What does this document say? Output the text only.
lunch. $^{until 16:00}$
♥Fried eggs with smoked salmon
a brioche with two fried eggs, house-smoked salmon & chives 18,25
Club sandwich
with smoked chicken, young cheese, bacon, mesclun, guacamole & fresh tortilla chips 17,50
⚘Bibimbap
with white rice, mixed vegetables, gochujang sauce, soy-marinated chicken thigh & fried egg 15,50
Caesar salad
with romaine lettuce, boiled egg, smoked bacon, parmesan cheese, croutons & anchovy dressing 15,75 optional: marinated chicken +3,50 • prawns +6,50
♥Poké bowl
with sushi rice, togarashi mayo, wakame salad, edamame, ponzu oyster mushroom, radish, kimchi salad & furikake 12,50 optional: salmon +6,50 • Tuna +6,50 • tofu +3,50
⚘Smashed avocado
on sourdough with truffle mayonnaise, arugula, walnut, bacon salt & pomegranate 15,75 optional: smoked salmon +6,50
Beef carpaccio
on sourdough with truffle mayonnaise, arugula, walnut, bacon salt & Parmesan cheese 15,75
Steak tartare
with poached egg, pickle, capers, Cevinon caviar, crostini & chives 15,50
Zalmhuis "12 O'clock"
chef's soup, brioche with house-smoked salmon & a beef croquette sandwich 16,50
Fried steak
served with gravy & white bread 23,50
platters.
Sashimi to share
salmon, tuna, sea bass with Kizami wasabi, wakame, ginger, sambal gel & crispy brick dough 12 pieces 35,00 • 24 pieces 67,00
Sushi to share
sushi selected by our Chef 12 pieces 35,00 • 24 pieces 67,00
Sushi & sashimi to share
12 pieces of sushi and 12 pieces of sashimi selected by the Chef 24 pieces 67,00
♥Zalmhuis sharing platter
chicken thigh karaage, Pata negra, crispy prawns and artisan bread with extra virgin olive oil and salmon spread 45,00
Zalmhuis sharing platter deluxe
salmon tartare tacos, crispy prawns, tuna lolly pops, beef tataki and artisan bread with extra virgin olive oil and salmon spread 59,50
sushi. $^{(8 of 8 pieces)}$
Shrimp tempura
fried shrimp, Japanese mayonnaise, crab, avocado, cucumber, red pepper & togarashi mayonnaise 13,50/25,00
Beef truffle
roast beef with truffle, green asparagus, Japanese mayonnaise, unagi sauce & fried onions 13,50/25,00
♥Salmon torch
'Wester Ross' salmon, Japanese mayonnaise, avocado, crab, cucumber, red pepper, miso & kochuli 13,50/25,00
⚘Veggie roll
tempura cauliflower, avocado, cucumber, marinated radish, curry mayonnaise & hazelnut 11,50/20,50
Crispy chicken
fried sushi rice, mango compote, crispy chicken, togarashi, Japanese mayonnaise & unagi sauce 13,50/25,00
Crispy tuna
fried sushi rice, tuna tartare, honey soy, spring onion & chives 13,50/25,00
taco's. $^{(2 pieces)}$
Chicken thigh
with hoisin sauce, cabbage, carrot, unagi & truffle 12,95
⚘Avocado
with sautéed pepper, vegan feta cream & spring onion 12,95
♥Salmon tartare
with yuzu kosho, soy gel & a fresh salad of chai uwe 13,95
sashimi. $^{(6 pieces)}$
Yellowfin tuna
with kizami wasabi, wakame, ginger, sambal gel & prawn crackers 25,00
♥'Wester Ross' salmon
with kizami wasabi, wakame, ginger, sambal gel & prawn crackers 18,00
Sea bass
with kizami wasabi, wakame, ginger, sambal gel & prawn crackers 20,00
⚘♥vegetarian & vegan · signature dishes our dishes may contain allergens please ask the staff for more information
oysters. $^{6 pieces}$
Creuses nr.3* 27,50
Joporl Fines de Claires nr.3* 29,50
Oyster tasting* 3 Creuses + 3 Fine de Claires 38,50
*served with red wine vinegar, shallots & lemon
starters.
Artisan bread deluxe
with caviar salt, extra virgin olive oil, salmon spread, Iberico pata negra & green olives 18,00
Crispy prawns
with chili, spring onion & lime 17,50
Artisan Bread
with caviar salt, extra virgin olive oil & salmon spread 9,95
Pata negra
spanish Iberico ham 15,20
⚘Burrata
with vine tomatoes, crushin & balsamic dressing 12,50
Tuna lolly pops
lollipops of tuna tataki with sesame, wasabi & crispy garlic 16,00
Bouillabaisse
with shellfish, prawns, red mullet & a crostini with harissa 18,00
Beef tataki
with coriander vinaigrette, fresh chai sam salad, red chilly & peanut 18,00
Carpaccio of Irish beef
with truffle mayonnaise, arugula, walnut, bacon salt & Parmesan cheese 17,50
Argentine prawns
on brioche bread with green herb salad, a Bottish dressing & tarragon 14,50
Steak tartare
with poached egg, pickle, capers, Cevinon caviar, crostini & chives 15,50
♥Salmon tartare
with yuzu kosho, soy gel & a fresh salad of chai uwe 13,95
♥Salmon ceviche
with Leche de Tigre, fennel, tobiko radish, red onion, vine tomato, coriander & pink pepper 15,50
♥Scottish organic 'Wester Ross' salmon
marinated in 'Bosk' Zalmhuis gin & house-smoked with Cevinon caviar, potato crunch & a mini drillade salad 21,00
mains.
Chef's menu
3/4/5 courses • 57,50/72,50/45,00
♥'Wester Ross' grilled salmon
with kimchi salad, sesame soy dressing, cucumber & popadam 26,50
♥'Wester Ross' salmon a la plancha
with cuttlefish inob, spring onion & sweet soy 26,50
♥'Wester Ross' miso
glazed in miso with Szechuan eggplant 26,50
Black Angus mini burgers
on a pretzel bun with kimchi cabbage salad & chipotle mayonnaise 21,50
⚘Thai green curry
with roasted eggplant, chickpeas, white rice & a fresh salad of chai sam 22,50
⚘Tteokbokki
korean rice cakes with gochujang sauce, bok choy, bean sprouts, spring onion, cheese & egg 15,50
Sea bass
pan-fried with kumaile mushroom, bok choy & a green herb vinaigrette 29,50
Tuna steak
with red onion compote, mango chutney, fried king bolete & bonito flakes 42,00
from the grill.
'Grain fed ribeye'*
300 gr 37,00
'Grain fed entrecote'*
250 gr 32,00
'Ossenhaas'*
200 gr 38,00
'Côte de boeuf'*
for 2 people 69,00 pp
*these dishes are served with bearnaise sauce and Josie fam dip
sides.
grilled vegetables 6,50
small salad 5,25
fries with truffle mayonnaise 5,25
········
=== Written problem ===
Of the lines in the material, how many contain the word "vegan"? Reply with the number and nothing else.

=== Written answer ===
2